▶ INPUT RECORDS:
◆ ◆ ◆ ◆ ◆ ◆ ◆

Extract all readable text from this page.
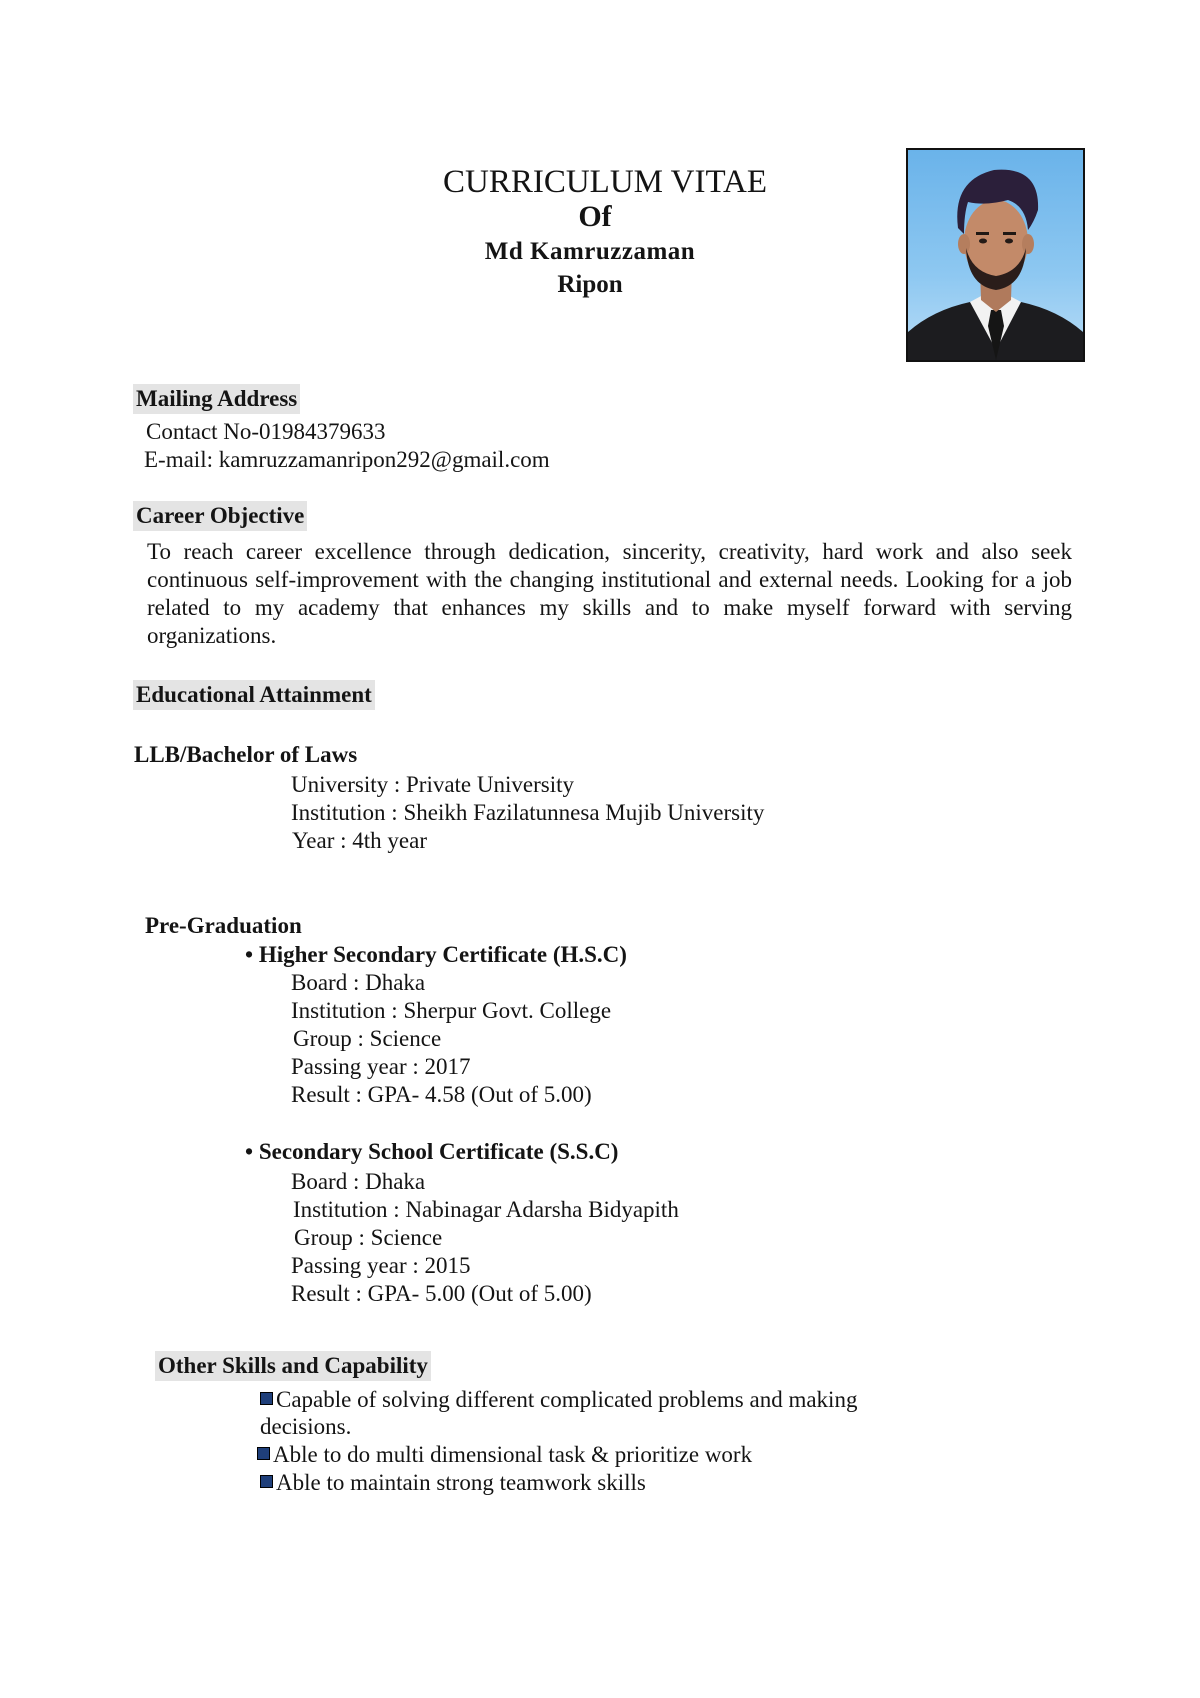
CURRICULUM VITAE
Of
Md Kamruzzaman
Ripon
Mailing Address
Contact No-01984379633
E-mail: kamruzzamanripon292@gmail.com
Career Objective

To reach career excellence through dedication, sincerity, creativity, hard work and also seek continuous self-improvement with the changing institutional and external needs. Looking for a job related to my academy that enhances my skills and to make myself forward with serving organizations.

Educational Attainment
LLB/Bachelor of Laws
University : Private University
Institution : Sheikh Fazilatunnesa Mujib University
Year : 4th year
Pre-Graduation
• Higher Secondary Certificate (H.S.C)
Board : Dhaka
Institution : Sherpur Govt. College
Group : Science
Passing year : 2017
Result : GPA- 4.58 (Out of 5.00)
• Secondary School Certificate (S.S.C)
Board : Dhaka
Institution : Nabinagar Adarsha Bidyapith
Group : Science
Passing year : 2015
Result : GPA- 5.00 (Out of 5.00)
Other Skills and Capability
Capable of solving different complicated problems and making
decisions.
Able to do multi dimensional task & prioritize work
Able to maintain strong teamwork skills
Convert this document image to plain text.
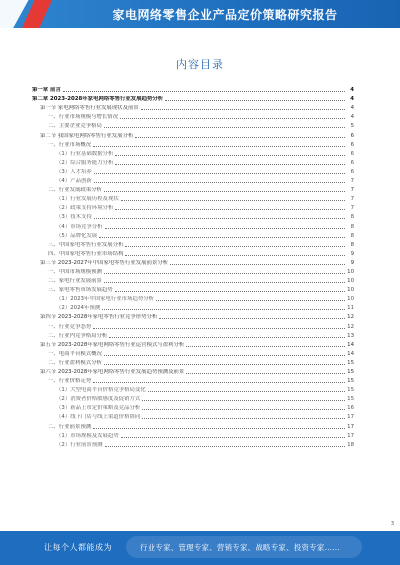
家电网络零售企业产品定价策略研究报告
内容目录
第一章 前言	4
第二章 2023-2028年家电网络零售行业发展趋势分析	4
第一节 家电网络零售行业发展现状及前景	4
一、行业市场规模与增长情况	4
二、主要企业竞争格局	5
第二节 我国家电网络零售行业发展分析	6
一、行业市场概况	6
（1）行业基础数据分析	6
（2）综合服务能力分析	6
（3）人才培养	6
（4）产品创新	7
二、行业发展政策分析	7
（1）行业发展历程及现状	7
（2）政策支持环境分析	7
（3）技术支持	8
（4）市场竞争分析	8
（5）品牌化发展	8
三、中国家电零售行业发展分析	8
四、中国家电零售行业市场结构	9
第三节 2023-2027年中国家电零售行业发展前景分析	9
一、中国市场规模预测	10
二、家电行业发展前景	10
三、家电零售市场发展趋势	10
（1）2023年中国家电行业市场趋势分析	10
（2）2024年预测	11
第四节 2023-2028年家电零售行业竞争形势分析	12
一、行业竞争态势	12
二、行业内竞争格局分析	13
第五节 2023-2028年家电网络零售行业运营模式与盈利分析	14
一、电商平台模式概况	14
二、行业盈利模式分析	15
第六节 2023-2028年家电网络零售行业发展趋势预测及前景	15
一、行业价格走势	15
（1）大型电商平台价格竞争格局变化	15
（2）消费者价格敏感度及促销方式	15
（3）新品上市定价策略及竞品分析	16
（4）线下门店与线上渠道价格协同	17
二、行业前景预测	17
（1）市场规模及发展趋势	17
（2）行业前景预测	18
3
让每个人都能成为	行业专家、管理专家、营销专家、战略专家、投资专家……
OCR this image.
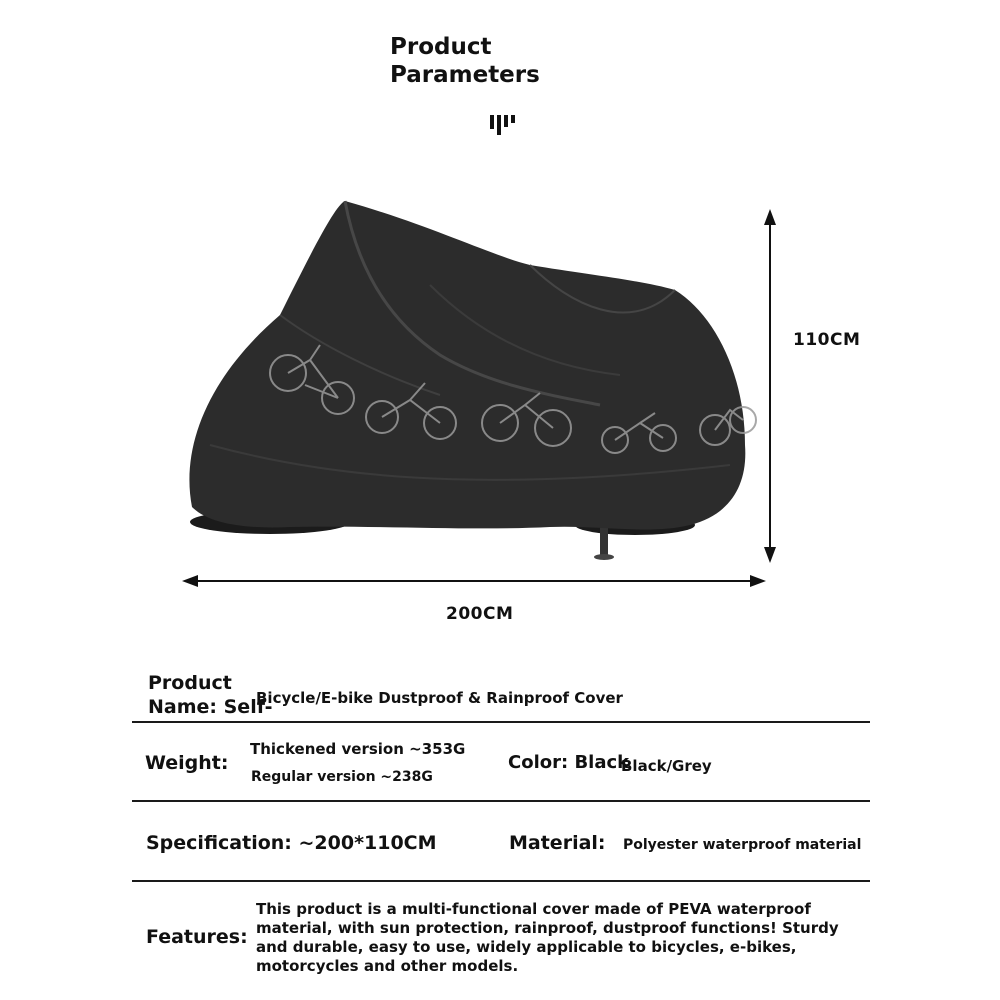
Product
Parameters
110CM
200CM
Product
Name: Self-
Bicycle/E-bike Dustproof & Rainproof Cover
Weight:
Thickened version ~353G
Regular version ~238G
Color: Black
Black/Grey
Specification: ~200*110CM	Material: Polyester waterproof material
Features:
This product is a multi-functional cover made of PEVA waterproof material, with sun protection, rainproof, dustproof functions! Sturdy and durable, easy to use, widely applicable to bicycles, e-bikes, motorcycles and other models.
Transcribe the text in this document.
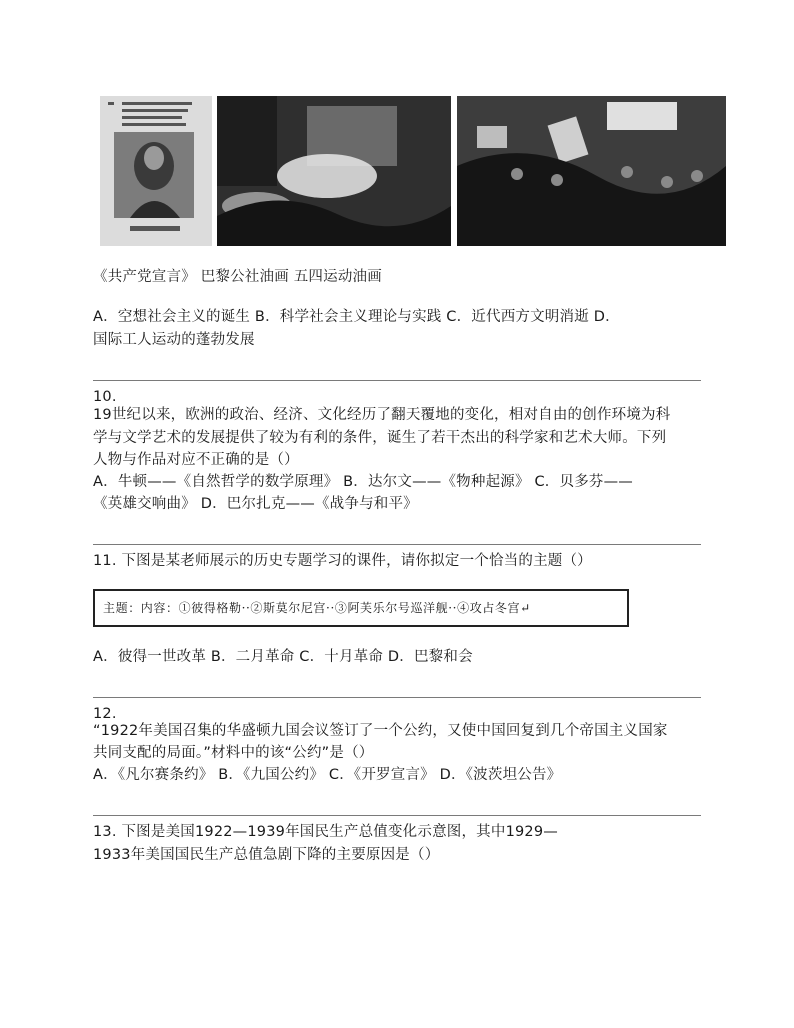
《共产党宣言》 巴黎公社油画 五四运动油画
A．空想社会主义的诞生 B．科学社会主义理论与实践 C．近代西方文明消逝 D．
国际工人运动的蓬勃发展
10.
19世纪以来，欧洲的政治、经济、文化经历了翻天覆地的变化，相对自由的创作环境为科
学与文学艺术的发展提供了较为有利的条件，诞生了若干杰出的科学家和艺术大师。下列
人物与作品对应不正确的是（）
A．牛顿——《自然哲学的数学原理》 B．达尔文——《物种起源》 C．贝多芬——
《英雄交响曲》 D．巴尔扎克——《战争与和平》
11. 下图是某老师展示的历史专题学习的课件，请你拟定一个恰当的主题（）
主题：内容：①彼得格勒··②斯莫尔尼宫··③阿芙乐尔号巡洋舰··④攻占冬宫↵
A．彼得一世改革 B．二月革命 C．十月革命 D．巴黎和会
12.
“1922年美国召集的华盛顿九国会议签订了一个公约，又使中国回复到几个帝国主义国家
共同支配的局面。”材料中的该“公约”是（）
A．《凡尔赛条约》 B．《九国公约》 C．《开罗宣言》 D．《波茨坦公告》
13. 下图是美国1922—1939年国民生产总值变化示意图，其中1929—
1933年美国国民生产总值急剧下降的主要原因是（）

◆ ◆ ◆ ◆ ◆ ◆ ◆

▶ TASK TO COMPLETE: Pull out and copy each line containing the string "material".

▶ FINAL ANSWER:
Specification: ~200*110CM	Material: Polyester waterproof material
This product is a multi-functional cover made of PEVA waterproof material, with sun protection, rainproof, dustproof functions! Sturdy and durable, easy to use, widely applicable to bicycles, e-bikes, motorcycles and other models.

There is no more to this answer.